## What is required
In the data below, find every line that has the string "this", and copy it.

start

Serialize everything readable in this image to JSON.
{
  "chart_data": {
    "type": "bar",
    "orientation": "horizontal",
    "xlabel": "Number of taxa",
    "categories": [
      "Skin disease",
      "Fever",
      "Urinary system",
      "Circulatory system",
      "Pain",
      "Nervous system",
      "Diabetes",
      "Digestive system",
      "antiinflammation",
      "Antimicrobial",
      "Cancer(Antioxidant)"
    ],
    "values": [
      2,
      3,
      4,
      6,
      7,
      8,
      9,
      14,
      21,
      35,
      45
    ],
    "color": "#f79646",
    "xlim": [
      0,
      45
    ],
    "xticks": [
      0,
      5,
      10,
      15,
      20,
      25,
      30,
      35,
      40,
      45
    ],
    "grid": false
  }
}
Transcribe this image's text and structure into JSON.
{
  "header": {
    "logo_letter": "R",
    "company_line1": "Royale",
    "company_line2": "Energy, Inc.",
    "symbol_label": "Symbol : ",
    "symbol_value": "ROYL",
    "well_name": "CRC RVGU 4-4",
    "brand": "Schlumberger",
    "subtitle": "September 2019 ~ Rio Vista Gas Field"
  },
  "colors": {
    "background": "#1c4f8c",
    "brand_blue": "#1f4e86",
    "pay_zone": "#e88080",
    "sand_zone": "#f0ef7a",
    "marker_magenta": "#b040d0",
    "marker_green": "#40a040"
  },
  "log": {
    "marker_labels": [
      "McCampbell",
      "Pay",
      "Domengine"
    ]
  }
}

end

## Final result
Serialize everything readable in this image to JSON.
Transcribe this image's text and structure into JSON.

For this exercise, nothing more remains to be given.